Recorded data
----
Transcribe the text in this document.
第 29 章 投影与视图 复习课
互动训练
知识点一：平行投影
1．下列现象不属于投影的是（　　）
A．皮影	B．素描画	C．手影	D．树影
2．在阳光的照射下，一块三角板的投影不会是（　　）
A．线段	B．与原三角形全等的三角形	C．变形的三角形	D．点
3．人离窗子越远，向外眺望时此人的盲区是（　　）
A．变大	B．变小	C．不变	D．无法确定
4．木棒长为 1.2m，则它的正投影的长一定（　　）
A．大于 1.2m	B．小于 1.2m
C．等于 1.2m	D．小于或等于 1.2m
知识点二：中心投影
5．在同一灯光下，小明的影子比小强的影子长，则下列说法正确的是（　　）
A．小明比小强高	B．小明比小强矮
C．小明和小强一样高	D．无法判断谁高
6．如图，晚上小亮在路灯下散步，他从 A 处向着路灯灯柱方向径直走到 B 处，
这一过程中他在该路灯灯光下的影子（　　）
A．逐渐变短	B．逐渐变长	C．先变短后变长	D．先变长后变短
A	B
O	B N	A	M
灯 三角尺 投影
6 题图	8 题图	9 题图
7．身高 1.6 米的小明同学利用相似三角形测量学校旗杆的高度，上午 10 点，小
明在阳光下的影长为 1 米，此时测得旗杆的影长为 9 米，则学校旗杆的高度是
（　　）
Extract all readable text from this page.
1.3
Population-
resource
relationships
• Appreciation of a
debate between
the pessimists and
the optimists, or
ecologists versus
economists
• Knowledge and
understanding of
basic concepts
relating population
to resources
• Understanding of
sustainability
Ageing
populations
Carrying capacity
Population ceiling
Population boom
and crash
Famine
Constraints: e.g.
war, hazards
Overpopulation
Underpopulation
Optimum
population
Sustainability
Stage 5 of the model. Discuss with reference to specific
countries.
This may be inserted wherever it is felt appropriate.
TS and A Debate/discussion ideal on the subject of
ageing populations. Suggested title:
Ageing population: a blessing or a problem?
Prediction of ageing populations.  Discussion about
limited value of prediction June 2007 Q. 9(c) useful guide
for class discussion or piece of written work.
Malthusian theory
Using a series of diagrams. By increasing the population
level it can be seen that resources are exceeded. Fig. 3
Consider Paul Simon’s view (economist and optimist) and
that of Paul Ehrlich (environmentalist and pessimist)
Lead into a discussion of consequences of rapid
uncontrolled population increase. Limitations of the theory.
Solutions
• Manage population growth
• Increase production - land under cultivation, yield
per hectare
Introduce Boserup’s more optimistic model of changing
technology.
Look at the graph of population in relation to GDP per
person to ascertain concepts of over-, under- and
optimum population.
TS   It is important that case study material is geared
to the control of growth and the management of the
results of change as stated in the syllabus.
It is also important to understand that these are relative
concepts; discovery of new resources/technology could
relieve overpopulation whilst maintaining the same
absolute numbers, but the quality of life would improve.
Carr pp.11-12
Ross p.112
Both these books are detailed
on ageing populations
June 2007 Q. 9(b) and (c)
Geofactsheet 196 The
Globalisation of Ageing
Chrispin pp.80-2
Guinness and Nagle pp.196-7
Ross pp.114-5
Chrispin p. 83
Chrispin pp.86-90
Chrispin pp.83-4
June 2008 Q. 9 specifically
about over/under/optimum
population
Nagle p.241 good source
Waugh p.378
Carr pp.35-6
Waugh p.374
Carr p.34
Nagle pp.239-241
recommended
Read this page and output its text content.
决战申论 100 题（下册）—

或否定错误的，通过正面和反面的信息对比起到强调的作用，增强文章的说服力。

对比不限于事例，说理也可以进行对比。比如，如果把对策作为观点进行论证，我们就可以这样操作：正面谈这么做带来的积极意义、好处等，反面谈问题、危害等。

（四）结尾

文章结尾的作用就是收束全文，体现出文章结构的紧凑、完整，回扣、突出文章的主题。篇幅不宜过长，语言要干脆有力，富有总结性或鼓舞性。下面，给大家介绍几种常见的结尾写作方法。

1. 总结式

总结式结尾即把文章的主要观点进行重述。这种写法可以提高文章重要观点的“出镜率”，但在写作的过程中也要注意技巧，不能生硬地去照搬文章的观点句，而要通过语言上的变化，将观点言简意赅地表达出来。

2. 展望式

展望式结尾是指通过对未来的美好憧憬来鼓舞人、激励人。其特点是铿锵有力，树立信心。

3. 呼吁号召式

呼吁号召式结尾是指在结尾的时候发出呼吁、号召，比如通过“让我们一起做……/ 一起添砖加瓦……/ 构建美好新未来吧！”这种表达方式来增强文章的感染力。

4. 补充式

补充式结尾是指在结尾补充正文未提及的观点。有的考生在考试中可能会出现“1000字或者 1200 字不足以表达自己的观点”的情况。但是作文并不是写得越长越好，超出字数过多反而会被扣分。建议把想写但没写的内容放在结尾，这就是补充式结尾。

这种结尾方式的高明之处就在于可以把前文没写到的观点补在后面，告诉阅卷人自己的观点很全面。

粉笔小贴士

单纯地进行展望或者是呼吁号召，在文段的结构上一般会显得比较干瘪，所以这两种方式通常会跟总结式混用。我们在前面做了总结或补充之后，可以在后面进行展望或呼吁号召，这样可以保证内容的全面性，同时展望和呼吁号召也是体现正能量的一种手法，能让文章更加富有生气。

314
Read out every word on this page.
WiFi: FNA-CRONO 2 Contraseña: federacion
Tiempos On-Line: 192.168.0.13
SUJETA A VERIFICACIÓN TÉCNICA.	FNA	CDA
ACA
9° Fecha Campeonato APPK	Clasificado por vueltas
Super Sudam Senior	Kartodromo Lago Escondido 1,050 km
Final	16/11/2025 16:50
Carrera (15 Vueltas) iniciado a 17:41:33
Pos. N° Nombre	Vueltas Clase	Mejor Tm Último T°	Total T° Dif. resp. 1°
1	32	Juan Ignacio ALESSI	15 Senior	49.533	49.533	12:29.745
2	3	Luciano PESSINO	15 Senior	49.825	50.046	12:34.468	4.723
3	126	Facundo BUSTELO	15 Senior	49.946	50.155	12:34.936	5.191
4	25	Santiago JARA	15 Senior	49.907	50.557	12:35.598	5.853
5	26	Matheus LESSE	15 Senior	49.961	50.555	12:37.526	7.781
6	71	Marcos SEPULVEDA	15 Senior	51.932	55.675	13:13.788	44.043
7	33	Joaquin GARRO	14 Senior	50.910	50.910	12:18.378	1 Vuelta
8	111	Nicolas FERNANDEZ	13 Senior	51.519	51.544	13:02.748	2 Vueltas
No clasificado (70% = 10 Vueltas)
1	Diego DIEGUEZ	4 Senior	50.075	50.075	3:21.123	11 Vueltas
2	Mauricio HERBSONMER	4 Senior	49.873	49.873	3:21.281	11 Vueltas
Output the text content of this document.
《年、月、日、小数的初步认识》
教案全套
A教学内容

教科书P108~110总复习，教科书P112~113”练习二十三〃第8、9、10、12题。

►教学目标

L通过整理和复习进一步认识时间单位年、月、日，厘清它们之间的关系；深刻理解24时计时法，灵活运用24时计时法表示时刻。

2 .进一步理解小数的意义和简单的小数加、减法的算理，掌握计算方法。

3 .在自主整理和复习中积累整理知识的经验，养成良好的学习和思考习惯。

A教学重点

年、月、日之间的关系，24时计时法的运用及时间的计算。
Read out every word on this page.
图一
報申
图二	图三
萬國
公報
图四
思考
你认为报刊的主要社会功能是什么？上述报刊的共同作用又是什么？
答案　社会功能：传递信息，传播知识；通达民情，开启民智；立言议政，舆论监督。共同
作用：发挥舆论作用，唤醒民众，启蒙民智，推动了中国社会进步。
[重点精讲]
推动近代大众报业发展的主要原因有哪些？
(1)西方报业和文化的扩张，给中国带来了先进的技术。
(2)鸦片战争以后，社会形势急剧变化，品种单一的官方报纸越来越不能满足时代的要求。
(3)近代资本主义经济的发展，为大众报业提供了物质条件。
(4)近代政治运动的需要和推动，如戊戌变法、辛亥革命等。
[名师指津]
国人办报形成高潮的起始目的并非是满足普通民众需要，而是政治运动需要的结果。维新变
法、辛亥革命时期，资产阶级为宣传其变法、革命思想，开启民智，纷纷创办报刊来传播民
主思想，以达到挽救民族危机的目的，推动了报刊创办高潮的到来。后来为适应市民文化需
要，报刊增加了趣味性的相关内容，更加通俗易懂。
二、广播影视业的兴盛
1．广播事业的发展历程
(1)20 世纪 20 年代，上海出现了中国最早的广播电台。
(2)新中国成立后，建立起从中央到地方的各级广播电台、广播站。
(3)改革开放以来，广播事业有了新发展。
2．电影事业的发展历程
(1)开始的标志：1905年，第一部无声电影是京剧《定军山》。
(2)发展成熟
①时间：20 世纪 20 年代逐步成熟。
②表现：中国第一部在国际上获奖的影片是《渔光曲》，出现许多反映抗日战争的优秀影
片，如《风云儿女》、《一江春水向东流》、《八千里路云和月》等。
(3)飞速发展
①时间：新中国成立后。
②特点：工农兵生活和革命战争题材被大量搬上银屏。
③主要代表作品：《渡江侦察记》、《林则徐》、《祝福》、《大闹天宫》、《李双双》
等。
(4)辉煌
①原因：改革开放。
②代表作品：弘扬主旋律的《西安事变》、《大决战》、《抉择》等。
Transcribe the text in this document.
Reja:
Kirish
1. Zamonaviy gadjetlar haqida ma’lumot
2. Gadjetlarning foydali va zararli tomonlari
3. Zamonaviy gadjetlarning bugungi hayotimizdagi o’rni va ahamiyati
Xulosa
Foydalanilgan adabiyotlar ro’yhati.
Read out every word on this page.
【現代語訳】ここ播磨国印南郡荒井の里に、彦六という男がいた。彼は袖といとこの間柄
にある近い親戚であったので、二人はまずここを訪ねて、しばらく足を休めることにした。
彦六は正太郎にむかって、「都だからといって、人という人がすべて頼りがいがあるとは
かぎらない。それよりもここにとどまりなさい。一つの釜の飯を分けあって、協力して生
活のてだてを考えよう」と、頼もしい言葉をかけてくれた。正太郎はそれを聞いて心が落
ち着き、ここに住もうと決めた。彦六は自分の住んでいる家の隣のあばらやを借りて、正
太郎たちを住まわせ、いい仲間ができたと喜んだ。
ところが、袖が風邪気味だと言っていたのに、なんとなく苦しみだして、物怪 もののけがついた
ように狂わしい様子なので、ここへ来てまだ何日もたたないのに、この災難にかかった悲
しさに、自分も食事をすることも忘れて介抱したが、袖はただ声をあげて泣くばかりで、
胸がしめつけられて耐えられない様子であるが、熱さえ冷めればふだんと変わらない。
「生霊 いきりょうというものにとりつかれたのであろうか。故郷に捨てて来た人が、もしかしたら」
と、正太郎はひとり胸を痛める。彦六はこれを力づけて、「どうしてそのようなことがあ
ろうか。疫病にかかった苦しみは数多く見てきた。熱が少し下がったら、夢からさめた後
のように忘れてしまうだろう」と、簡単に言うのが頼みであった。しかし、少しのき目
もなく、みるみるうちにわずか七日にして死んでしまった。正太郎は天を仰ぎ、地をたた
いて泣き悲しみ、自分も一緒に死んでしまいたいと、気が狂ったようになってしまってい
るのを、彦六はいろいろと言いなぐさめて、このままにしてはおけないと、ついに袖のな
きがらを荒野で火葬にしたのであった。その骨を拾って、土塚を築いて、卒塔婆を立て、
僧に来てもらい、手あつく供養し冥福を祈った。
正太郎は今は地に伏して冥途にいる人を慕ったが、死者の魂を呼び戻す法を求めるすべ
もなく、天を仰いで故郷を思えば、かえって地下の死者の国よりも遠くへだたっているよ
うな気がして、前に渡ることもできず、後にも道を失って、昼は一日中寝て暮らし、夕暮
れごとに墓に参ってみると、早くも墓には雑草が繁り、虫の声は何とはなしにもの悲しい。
----
Go through the material line by line. Show each line that contains the string "Zamonaviy".

1. Zamonaviy gadjetlar haqida ma’lumot
3. Zamonaviy gadjetlarning bugungi hayotimizdagi o’rni va ahamiyati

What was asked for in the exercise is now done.